• [Data entries]
#####

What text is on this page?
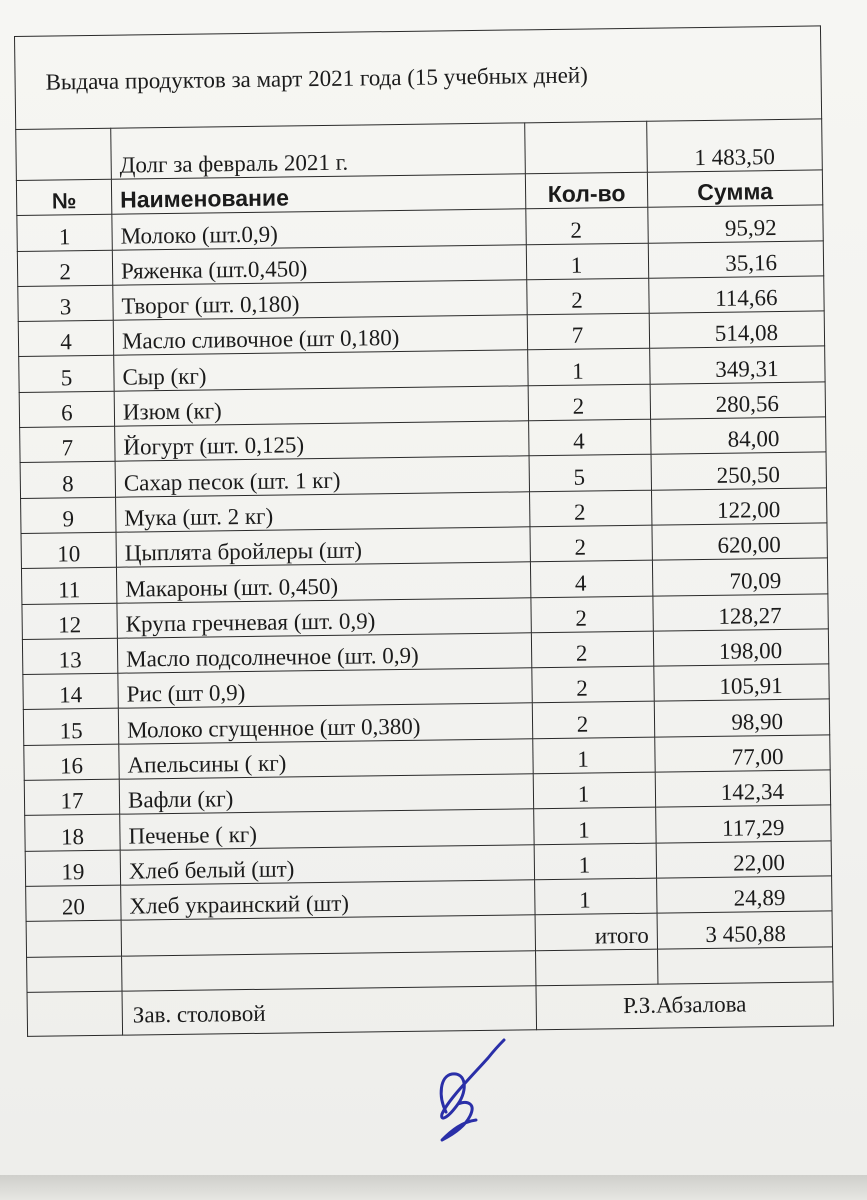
Выдача продуктов за март 2021 года (15 учебных дней)			
	Долг за февраль 2021 г.		1 483,50
№	Наименование	Кол-во	Сумма
1	Молоко (шт.0,9)	2	95,92
2	Ряженка (шт.0,450)	1	35,16
3	Творог (шт. 0,180)	2	114,66
4	Масло сливочное (шт 0,180)	7	514,08
5	Сыр (кг)	1	349,31
6	Изюм (кг)	2	280,56
7	Йогурт (шт. 0,125)	4	84,00
8	Сахар песок (шт. 1 кг)	5	250,50
9	Мука (шт. 2 кг)	2	122,00
10	Цыплята бройлеры (шт)	2	620,00
11	Макароны (шт. 0,450)	4	70,09
12	Крупа гречневая (шт. 0,9)	2	128,27
13	Масло подсолнечное (шт. 0,9)	2	198,00
14	Рис (шт 0,9)	2	105,91
15	Молоко сгущенное (шт 0,380)	2	98,90
16	Апельсины ( кг)	1	77,00
17	Вафли (кг)	1	142,34
18	Печенье ( кг)	1	117,29
19	Хлеб белый (шт)	1	22,00
20	Хлеб украинский (шт)	1	24,89
		итого	3 450,88

	Зав. столовой	Р.З.Абзалова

#####

• [EXERCISE AIM] Retype each line of the listing above word for word. Exclude the pictures.

• [ANSWER TO THE TASK]
What text is on this page?
Выдача продуктов за март 2021 года (15 учебных дней)			
	Долг за февраль 2021 г.		1 483,50
№	Наименование	Кол-во	Сумма
1	Молоко (шт.0,9)	2	95,92
2	Ряженка (шт.0,450)	1	35,16
3	Творог (шт. 0,180)	2	114,66
4	Масло сливочное (шт 0,180)	7	514,08
5	Сыр (кг)	1	349,31
6	Изюм (кг)	2	280,56
7	Йогурт (шт. 0,125)	4	84,00
8	Сахар песок (шт. 1 кг)	5	250,50
9	Мука (шт. 2 кг)	2	122,00
10	Цыплята бройлеры (шт)	2	620,00
11	Макароны (шт. 0,450)	4	70,09
12	Крупа гречневая (шт. 0,9)	2	128,27
13	Масло подсолнечное (шт. 0,9)	2	198,00
14	Рис (шт 0,9)	2	105,91
15	Молоко сгущенное (шт 0,380)	2	98,90
16	Апельсины ( кг)	1	77,00
17	Вафли (кг)	1	142,34
18	Печенье ( кг)	1	117,29
19	Хлеб белый (шт)	1	22,00
20	Хлеб украинский (шт)	1	24,89
		итого	3 450,88

	Зав. столовой	Р.З.Абзалова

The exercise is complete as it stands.